» Assignment: Go through the data below and copy each line where the word "page" occurs.

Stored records

-------

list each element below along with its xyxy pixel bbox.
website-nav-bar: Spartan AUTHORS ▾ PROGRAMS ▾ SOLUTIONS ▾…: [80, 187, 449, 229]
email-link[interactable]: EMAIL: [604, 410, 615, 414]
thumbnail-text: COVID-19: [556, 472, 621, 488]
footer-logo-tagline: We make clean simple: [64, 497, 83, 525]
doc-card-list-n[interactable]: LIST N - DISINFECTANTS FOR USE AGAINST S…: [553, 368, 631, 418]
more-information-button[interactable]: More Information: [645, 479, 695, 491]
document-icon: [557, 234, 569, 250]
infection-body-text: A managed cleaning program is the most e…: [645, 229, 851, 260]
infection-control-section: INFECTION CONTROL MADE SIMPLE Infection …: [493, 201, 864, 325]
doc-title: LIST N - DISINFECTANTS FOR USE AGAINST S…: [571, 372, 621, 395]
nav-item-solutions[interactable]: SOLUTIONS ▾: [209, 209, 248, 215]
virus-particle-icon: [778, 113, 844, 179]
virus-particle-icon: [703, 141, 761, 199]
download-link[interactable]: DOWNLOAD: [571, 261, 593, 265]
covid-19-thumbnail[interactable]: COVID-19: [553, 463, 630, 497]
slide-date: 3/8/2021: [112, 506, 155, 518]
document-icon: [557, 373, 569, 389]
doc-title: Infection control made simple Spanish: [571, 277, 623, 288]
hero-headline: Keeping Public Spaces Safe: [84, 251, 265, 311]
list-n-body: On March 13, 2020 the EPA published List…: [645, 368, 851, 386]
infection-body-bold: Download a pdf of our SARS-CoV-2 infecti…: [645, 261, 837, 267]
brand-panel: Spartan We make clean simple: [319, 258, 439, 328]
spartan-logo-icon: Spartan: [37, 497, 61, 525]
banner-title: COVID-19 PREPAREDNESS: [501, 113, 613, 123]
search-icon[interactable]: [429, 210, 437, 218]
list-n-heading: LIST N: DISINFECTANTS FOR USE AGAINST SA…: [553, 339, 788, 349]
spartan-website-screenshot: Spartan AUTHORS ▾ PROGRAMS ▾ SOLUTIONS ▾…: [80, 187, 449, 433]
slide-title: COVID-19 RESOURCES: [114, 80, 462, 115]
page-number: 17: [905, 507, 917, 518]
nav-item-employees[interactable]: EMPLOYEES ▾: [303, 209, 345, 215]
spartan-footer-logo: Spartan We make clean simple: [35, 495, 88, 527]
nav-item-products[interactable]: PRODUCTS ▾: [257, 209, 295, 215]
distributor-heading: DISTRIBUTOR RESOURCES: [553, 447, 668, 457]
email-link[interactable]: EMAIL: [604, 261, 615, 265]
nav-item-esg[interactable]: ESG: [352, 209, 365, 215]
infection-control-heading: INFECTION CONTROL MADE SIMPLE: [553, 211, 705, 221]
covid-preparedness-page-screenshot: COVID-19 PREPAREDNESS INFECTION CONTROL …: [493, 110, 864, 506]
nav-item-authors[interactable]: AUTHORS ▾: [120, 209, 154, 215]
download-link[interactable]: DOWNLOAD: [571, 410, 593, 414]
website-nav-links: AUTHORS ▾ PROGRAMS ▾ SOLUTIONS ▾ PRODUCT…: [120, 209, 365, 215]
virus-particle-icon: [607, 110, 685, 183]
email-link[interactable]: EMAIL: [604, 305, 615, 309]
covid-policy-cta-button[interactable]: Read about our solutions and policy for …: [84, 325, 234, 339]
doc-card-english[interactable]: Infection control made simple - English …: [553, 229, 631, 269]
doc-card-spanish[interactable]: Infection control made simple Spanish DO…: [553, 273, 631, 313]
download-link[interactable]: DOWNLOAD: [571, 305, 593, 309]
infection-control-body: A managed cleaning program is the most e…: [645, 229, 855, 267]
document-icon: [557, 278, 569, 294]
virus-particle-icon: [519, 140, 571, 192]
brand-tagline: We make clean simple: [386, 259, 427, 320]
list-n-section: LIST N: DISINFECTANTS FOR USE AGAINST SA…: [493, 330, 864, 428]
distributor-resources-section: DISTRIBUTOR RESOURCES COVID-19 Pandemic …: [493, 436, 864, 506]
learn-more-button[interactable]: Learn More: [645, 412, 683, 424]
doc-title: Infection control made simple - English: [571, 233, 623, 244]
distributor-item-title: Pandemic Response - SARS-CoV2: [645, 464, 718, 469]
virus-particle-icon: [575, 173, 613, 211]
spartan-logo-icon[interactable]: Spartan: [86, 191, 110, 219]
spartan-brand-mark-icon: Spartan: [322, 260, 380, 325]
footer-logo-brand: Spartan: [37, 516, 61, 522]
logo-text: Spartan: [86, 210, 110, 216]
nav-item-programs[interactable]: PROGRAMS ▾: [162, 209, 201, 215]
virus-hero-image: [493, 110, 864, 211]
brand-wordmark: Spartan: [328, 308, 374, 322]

-------

» Solution to this task:
page-number: 17: [905, 507, 917, 518]
covid-preparedness-page-screenshot: COVID-19 PREPAREDNESS INFECTION CONTROL …: [493, 110, 864, 506]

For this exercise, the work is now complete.